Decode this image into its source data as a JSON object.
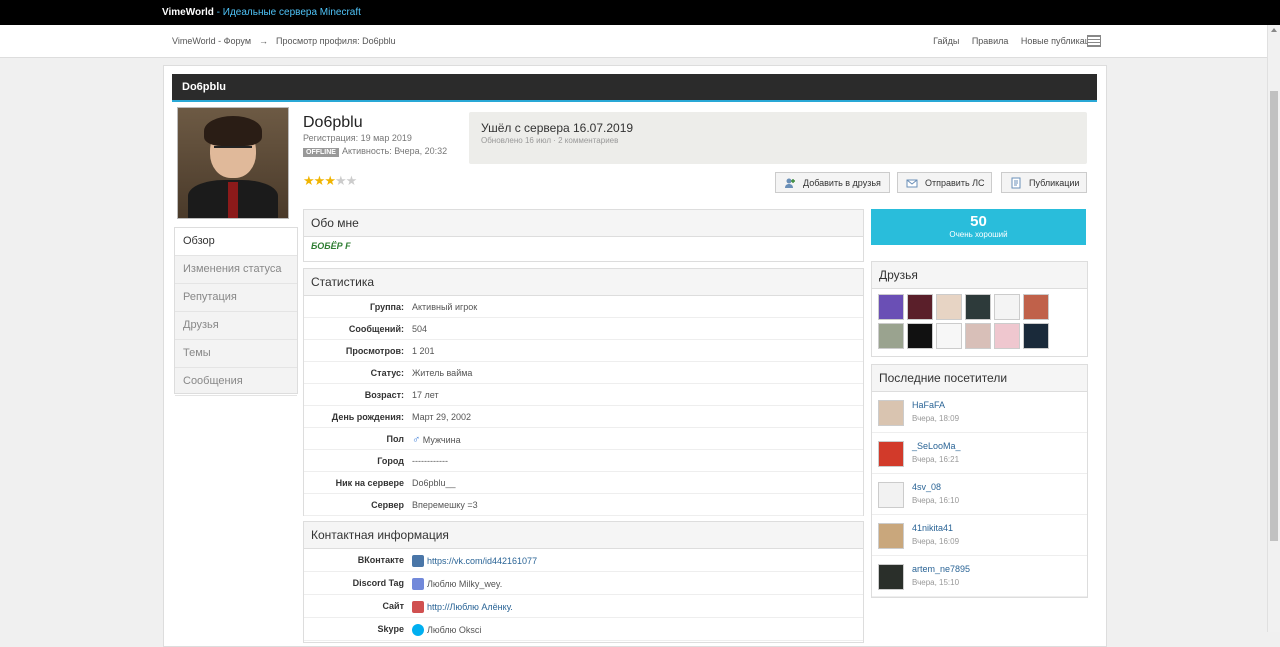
{
  "topbar": {
    "brand": "VimeWorld",
    "separator": " - ",
    "tagline": "Идеальные сервера Minecraft"
  },
  "breadcrumb": {
    "home": "VimeWorld - Форум",
    "arrow": "→",
    "current": "Просмотр профиля: Do6pblu"
  },
  "nav": {
    "guides": "Гайды",
    "rules": "Правила",
    "new_posts": "Новые публикации"
  },
  "profile": {
    "header_title": "Do6pblu",
    "name": "Do6pblu",
    "registration": "Регистрация: 19 мар 2019",
    "offline_badge": "OFFLINE",
    "activity": "Активность: Вчера, 20:32",
    "rating_stars": 3,
    "rating_max": 5,
    "status_text": "Ушёл с сервера 16.07.2019",
    "status_meta": "Обновлено 16 июл · 2 комментариев"
  },
  "actions": {
    "add_friend": "Добавить в друзья",
    "send_pm": "Отправить ЛС",
    "posts": "Публикации"
  },
  "sidebar": {
    "items": [
      {
        "label": "Обзор",
        "active": true
      },
      {
        "label": "Изменения статуса",
        "active": false
      },
      {
        "label": "Репутация",
        "active": false
      },
      {
        "label": "Друзья",
        "active": false
      },
      {
        "label": "Темы",
        "active": false
      },
      {
        "label": "Сообщения",
        "active": false
      }
    ]
  },
  "about": {
    "title": "Обо мне",
    "text": "БОБЁР F"
  },
  "stats": {
    "title": "Статистика",
    "rows": [
      {
        "key": "Группа:",
        "value": "Активный игрок"
      },
      {
        "key": "Сообщений:",
        "value": "504"
      },
      {
        "key": "Просмотров:",
        "value": "1 201"
      },
      {
        "key": "Статус:",
        "value": "Житель вайма"
      },
      {
        "key": "Возраст:",
        "value": "17 лет"
      },
      {
        "key": "День рождения:",
        "value": "Март 29, 2002"
      },
      {
        "key": "Пол",
        "value": "Мужчина"
      },
      {
        "key": "Город",
        "value": "------------"
      },
      {
        "key": "Ник на сервере",
        "value": "Do6pblu__"
      },
      {
        "key": "Сервер",
        "value": "Вперемешку =3"
      }
    ]
  },
  "contact": {
    "title": "Контактная информация",
    "rows": [
      {
        "key": "ВКонтакте",
        "value": "https://vk.com/id442161077",
        "icon": "vk-icon",
        "color": "#4a76a8"
      },
      {
        "key": "Discord Tag",
        "value": "Люблю Milky_wey.",
        "icon": "discord-icon",
        "color": "#7289da"
      },
      {
        "key": "Сайт",
        "value": "http://Люблю Алёнку.",
        "icon": "website-icon",
        "color": "#d05050"
      },
      {
        "key": "Skype",
        "value": "Люблю Oksci",
        "icon": "skype-icon",
        "color": "#00aff0"
      }
    ]
  },
  "reputation": {
    "value": "50",
    "label": "Очень хороший"
  },
  "friends": {
    "title": "Друзья",
    "colors": [
      "#6a4fb5",
      "#5a1f2a",
      "#e7d4c4",
      "#2d3a3a",
      "#f4f4f4",
      "#c0614a",
      "#9aa38f",
      "#111111",
      "#f7f7f7",
      "#d8bfb8",
      "#efc7cf",
      "#1a2a3a"
    ]
  },
  "visitors": {
    "title": "Последние посетители",
    "items": [
      {
        "name": "HaFaFA",
        "time": "Вчера, 18:09",
        "color": "#d9c4b0"
      },
      {
        "name": "_SeLooMa_",
        "time": "Вчера, 16:21",
        "color": "#d23a2a"
      },
      {
        "name": "4sv_08",
        "time": "Вчера, 16:10",
        "color": "#f2f2f2"
      },
      {
        "name": "41nikita41",
        "time": "Вчера, 16:09",
        "color": "#c9a77c"
      },
      {
        "name": "artem_ne7895",
        "time": "Вчера, 15:10",
        "color": "#2a2f2a"
      }
    ]
  },
  "colors": {
    "accent": "#29a8d6",
    "reputation_bg": "#29bddb",
    "link": "#2a6496"
  }
}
------------------------------
**Objective:** Print out every entry above without changing a word, and leave out the pictures.

**Answer to the problem:**
Decode this image into its source data as a JSON object.
{
  "topbar": {
    "brand": "VimeWorld",
    "separator": " - ",
    "tagline": "Идеальные сервера Minecraft"
  },
  "breadcrumb": {
    "home": "VimeWorld - Форум",
    "arrow": "→",
    "current": "Просмотр профиля: Do6pblu"
  },
  "nav": {
    "guides": "Гайды",
    "rules": "Правила",
    "new_posts": "Новые публикации"
  },
  "profile": {
    "header_title": "Do6pblu",
    "name": "Do6pblu",
    "registration": "Регистрация: 19 мар 2019",
    "offline_badge": "OFFLINE",
    "activity": "Активность: Вчера, 20:32",
    "rating_stars": 3,
    "rating_max": 5,
    "status_text": "Ушёл с сервера 16.07.2019",
    "status_meta": "Обновлено 16 июл · 2 комментариев"
  },
  "actions": {
    "add_friend": "Добавить в друзья",
    "send_pm": "Отправить ЛС",
    "posts": "Публикации"
  },
  "sidebar": {
    "items": [
      {
        "label": "Обзор",
        "active": true
      },
      {
        "label": "Изменения статуса",
        "active": false
      },
      {
        "label": "Репутация",
        "active": false
      },
      {
        "label": "Друзья",
        "active": false
      },
      {
        "label": "Темы",
        "active": false
      },
      {
        "label": "Сообщения",
        "active": false
      }
    ]
  },
  "about": {
    "title": "Обо мне",
    "text": "БОБЁР F"
  },
  "stats": {
    "title": "Статистика",
    "rows": [
      {
        "key": "Группа:",
        "value": "Активный игрок"
      },
      {
        "key": "Сообщений:",
        "value": "504"
      },
      {
        "key": "Просмотров:",
        "value": "1 201"
      },
      {
        "key": "Статус:",
        "value": "Житель вайма"
      },
      {
        "key": "Возраст:",
        "value": "17 лет"
      },
      {
        "key": "День рождения:",
        "value": "Март 29, 2002"
      },
      {
        "key": "Пол",
        "value": "Мужчина"
      },
      {
        "key": "Город",
        "value": "------------"
      },
      {
        "key": "Ник на сервере",
        "value": "Do6pblu__"
      },
      {
        "key": "Сервер",
        "value": "Вперемешку =3"
      }
    ]
  },
  "contact": {
    "title": "Контактная информация",
    "rows": [
      {
        "key": "ВКонтакте",
        "value": "https://vk.com/id442161077",
        "icon": "vk-icon",
        "color": "#4a76a8"
      },
      {
        "key": "Discord Tag",
        "value": "Люблю Milky_wey.",
        "icon": "discord-icon",
        "color": "#7289da"
      },
      {
        "key": "Сайт",
        "value": "http://Люблю Алёнку.",
        "icon": "website-icon",
        "color": "#d05050"
      },
      {
        "key": "Skype",
        "value": "Люблю Oksci",
        "icon": "skype-icon",
        "color": "#00aff0"
      }
    ]
  },
  "reputation": {
    "value": "50",
    "label": "Очень хороший"
  },
  "friends": {
    "title": "Друзья",
    "colors": [
      "#6a4fb5",
      "#5a1f2a",
      "#e7d4c4",
      "#2d3a3a",
      "#f4f4f4",
      "#c0614a",
      "#9aa38f",
      "#111111",
      "#f7f7f7",
      "#d8bfb8",
      "#efc7cf",
      "#1a2a3a"
    ]
  },
  "visitors": {
    "title": "Последние посетители",
    "items": [
      {
        "name": "HaFaFA",
        "time": "Вчера, 18:09",
        "color": "#d9c4b0"
      },
      {
        "name": "_SeLooMa_",
        "time": "Вчера, 16:21",
        "color": "#d23a2a"
      },
      {
        "name": "4sv_08",
        "time": "Вчера, 16:10",
        "color": "#f2f2f2"
      },
      {
        "name": "41nikita41",
        "time": "Вчера, 16:09",
        "color": "#c9a77c"
      },
      {
        "name": "artem_ne7895",
        "time": "Вчера, 15:10",
        "color": "#2a2f2a"
      }
    ]
  },
  "colors": {
    "accent": "#29a8d6",
    "reputation_bg": "#29bddb",
    "link": "#2a6496"
  }
}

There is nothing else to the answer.